▶ PROBLEM DESCRIPTION
Copy each line in the data that includes the word "this".
--- MATERIAL SUPPLIED ---
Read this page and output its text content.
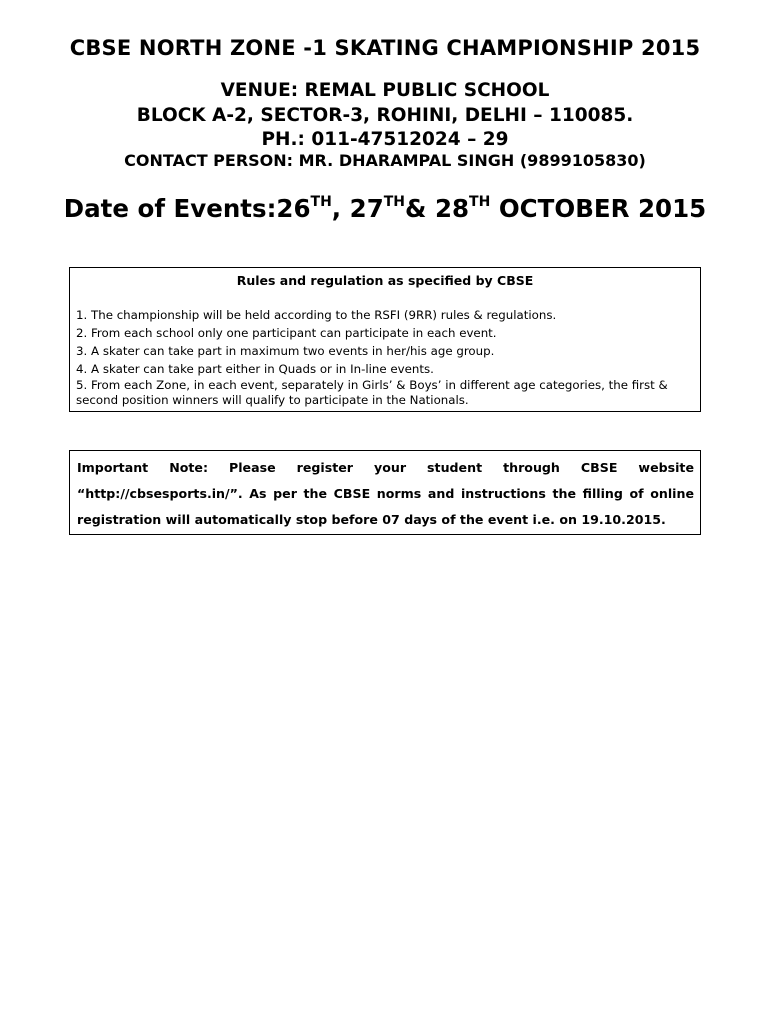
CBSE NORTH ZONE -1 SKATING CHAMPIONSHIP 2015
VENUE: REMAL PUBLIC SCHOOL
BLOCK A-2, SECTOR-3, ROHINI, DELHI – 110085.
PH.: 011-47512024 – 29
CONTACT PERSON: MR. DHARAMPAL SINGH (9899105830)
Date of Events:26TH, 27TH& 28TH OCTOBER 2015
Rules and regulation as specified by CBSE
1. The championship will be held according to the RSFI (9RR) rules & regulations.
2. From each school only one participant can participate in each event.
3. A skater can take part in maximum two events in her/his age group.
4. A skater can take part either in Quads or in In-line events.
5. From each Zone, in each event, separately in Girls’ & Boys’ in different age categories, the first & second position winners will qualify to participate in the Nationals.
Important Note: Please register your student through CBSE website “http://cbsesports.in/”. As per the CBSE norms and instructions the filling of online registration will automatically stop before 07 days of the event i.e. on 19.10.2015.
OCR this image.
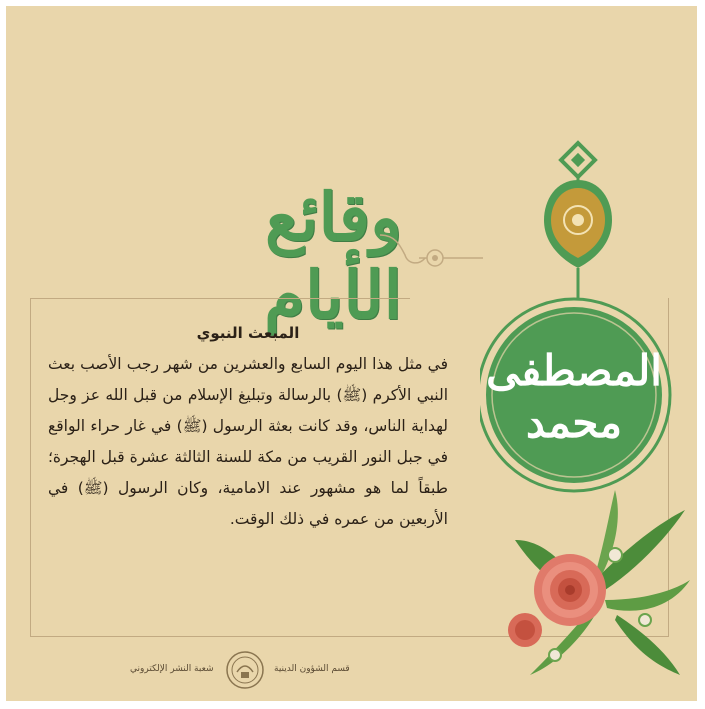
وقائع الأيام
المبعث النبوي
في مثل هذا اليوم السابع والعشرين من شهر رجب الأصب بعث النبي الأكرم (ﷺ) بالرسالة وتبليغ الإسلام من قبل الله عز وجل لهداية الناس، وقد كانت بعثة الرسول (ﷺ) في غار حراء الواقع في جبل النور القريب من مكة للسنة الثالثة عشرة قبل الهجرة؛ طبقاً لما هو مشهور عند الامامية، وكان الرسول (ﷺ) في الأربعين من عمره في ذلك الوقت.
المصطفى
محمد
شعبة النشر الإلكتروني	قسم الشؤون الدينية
---
▶ THE OUTPUT
Read this page and output its text content.
OCR this image.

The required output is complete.